#### [Exercise brief]
From the entries that follow, extract each line holding the string "limit".

#### [Records for this task]
══════

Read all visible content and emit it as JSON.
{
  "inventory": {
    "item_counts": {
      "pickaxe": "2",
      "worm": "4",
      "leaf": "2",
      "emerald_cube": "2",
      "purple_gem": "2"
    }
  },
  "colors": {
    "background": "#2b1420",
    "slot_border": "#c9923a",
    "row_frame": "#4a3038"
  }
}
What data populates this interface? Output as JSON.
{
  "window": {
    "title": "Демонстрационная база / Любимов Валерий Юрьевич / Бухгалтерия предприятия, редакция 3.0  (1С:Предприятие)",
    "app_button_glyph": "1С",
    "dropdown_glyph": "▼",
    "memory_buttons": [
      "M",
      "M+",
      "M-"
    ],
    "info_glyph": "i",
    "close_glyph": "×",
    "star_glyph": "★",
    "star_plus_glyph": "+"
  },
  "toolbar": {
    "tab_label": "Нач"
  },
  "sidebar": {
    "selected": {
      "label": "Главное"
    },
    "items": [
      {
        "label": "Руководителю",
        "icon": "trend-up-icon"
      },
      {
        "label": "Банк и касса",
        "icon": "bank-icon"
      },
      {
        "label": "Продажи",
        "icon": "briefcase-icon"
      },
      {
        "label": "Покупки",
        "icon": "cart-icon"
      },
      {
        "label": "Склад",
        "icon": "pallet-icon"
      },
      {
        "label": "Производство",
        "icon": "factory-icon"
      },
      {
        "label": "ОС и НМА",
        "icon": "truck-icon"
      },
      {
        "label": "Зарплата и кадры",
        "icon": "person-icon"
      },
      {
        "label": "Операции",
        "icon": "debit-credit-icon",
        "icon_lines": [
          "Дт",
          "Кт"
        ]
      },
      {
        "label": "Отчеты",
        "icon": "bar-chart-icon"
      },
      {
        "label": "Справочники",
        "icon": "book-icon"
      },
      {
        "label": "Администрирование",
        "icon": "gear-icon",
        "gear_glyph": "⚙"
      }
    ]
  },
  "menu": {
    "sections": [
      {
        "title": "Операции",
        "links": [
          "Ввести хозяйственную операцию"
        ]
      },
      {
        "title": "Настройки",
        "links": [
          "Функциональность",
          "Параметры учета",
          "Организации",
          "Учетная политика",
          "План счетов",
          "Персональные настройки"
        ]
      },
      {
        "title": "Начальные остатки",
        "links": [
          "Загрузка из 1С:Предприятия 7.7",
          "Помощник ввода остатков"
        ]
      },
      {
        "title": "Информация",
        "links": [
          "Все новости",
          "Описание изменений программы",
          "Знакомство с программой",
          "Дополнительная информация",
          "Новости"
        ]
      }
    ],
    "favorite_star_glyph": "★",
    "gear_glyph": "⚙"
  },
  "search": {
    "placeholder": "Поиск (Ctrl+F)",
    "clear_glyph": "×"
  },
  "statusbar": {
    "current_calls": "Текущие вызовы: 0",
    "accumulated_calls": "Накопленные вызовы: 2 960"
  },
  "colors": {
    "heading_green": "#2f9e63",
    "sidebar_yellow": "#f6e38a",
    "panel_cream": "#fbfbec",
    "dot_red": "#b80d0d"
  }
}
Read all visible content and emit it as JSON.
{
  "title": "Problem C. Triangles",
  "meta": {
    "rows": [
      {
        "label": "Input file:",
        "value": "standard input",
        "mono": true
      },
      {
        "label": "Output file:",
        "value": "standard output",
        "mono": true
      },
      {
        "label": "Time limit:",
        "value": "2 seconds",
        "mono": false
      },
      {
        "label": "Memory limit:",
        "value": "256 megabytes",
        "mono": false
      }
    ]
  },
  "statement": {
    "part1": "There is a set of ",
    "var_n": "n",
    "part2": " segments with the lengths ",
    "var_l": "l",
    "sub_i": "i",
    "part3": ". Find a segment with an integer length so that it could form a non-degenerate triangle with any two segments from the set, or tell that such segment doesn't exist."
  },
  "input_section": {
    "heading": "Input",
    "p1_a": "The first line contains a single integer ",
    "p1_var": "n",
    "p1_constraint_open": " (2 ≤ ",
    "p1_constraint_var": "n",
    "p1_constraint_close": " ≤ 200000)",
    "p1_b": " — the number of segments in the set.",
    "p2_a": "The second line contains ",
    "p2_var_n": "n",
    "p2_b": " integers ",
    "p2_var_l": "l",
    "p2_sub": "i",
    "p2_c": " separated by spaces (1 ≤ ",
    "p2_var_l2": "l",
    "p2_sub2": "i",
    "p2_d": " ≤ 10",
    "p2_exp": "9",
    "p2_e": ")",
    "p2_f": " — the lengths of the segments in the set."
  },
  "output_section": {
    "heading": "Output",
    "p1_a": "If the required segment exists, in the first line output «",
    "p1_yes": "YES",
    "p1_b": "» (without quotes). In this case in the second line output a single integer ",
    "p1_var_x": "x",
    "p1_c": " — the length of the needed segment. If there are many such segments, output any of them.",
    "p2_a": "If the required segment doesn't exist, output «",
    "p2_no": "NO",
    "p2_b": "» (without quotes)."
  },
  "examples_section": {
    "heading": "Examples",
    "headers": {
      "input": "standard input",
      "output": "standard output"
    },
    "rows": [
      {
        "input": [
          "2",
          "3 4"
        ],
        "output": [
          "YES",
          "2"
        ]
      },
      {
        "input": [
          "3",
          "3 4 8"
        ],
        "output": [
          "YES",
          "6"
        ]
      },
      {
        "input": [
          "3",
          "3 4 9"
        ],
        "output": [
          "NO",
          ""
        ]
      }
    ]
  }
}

══════

#### [Output of the exercise]
        "label": "Time limit:",
        "label": "Memory limit:",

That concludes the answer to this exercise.